(Page records with their text)
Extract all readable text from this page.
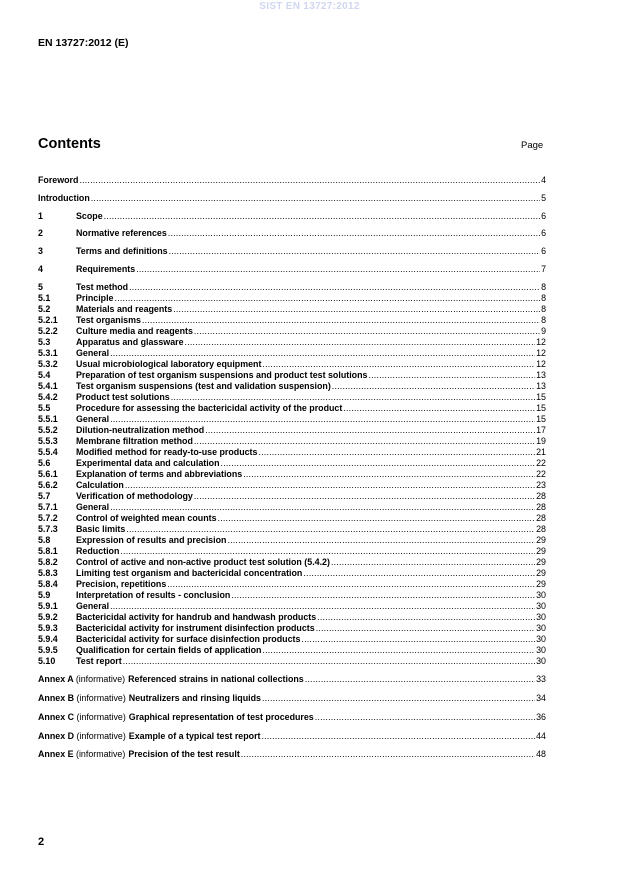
SIST EN 13727:2012
EN 13727:2012 (E)
Contents	Page
Foreword .....	4
Introduction .....	5
1	Scope .....	6
2	Normative references .....	6
3	Terms and definitions .....	6
4	Requirements .....	7
5	Test method .....	8
5.1	Principle .....	8
5.2	Materials and reagents .....	8
5.2.1	Test organisms .....	8
5.2.2	Culture media and reagents .....	9
5.3	Apparatus and glassware .....	12
5.3.1	General .....	12
5.3.2	Usual microbiological laboratory equipment .....	12
5.4	Preparation of test organism suspensions and product test solutions .....	13
5.4.1	Test organism suspensions (test and validation suspension) .....	13
5.4.2	Product test solutions .....	15
5.5	Procedure for assessing the bactericidal activity of the product .....	15
5.5.1	General .....	15
5.5.2	Dilution-neutralization method .....	17
5.5.3	Membrane filtration method .....	19
5.5.4	Modified method for ready-to-use products .....	21
5.6	Experimental data and calculation .....	22
5.6.1	Explanation of terms and abbreviations .....	22
5.6.2	Calculation .....	23
5.7	Verification of methodology .....	28
5.7.1	General .....	28
5.7.2	Control of weighted mean counts .....	28
5.7.3	Basic limits .....	28
5.8	Expression of results and precision .....	29
5.8.1	Reduction .....	29
5.8.2	Control of active and non-active product test solution (5.4.2) .....	29
5.8.3	Limiting test organism and bactericidal concentration .....	29
5.8.4	Precision, repetitions .....	29
5.9	Interpretation of results - conclusion .....	30
5.9.1	General .....	30
5.9.2	Bactericidal activity for handrub and handwash products .....	30
5.9.3	Bactericidal activity for instrument disinfection products .....	30
5.9.4	Bactericidal activity for surface disinfection products .....	30
5.9.5	Qualification for certain fields of application .....	30
5.10	Test report .....	30
Annex A (informative) Referenced strains in national collections .....	33
Annex B (informative) Neutralizers and rinsing liquids .....	34
Annex C (informative) Graphical representation of test procedures .....	36
Annex D (informative) Example of a typical test report .....	44
Annex E (informative) Precision of the test result .....	48
2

BRIEF: Copy each line of the preceding data that contains the string "informative".

COMPLETED EXERCISE:
Annex A (informative) Referenced strains in national collections .....	33
Annex B (informative) Neutralizers and rinsing liquids .....	34
Annex C (informative) Graphical representation of test procedures .....	36
Annex D (informative) Example of a typical test report .....	44
Annex E (informative) Precision of the test result .....	48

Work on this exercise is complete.